#### [Records for this task]
──────────────────────────────
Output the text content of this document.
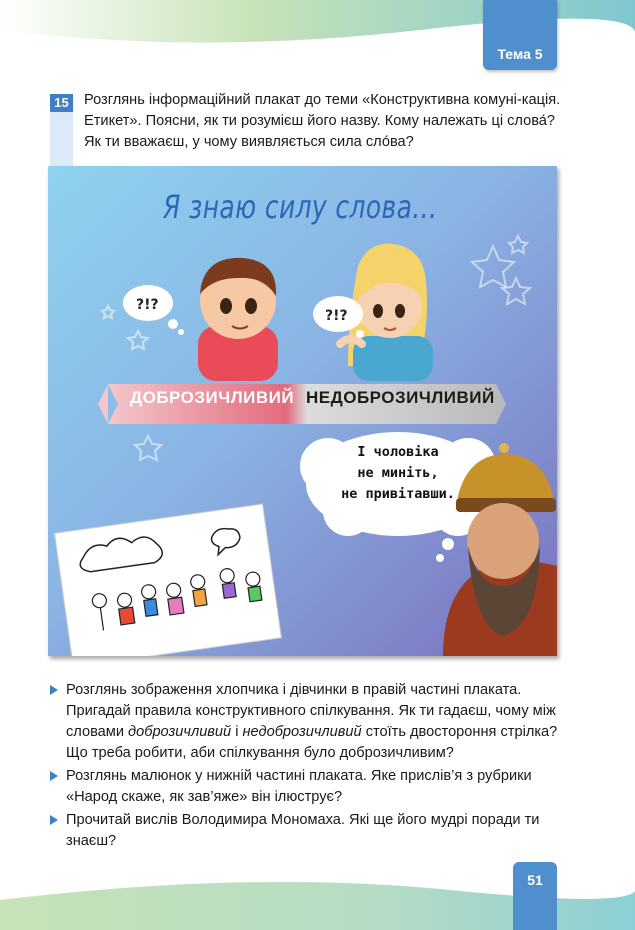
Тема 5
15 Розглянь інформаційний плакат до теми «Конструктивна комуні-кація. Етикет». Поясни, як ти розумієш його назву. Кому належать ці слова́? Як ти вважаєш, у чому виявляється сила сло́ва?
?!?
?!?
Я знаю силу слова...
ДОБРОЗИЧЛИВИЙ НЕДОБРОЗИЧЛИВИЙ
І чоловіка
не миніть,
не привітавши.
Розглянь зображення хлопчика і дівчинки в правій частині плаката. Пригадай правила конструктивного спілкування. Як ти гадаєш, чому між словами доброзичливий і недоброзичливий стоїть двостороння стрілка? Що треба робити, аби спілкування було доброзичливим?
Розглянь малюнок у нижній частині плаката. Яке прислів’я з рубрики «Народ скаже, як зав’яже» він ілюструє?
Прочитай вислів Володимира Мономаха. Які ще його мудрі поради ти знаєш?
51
──────────────────────────────
#### [Brief]
Print the complete listing exactly, apart from any pictures.

#### [Task output]
Output the text content of this document.
Тема 5
15 Розглянь інформаційний плакат до теми «Конструктивна комуні-кація. Етикет». Поясни, як ти розумієш його назву. Кому належать ці слова́? Як ти вважаєш, у чому виявляється сила сло́ва?
?!?
?!?
Я знаю силу слова...
ДОБРОЗИЧЛИВИЙ НЕДОБРОЗИЧЛИВИЙ
І чоловіка
не миніть,
не привітавши.
Розглянь зображення хлопчика і дівчинки в правій частині плаката. Пригадай правила конструктивного спілкування. Як ти гадаєш, чому між словами доброзичливий і недоброзичливий стоїть двостороння стрілка? Що треба робити, аби спілкування було доброзичливим?
Розглянь малюнок у нижній частині плаката. Яке прислів’я з рубрики «Народ скаже, як зав’яже» він ілюструє?
Прочитай вислів Володимира Мономаха. Які ще його мудрі поради ти знаєш?
51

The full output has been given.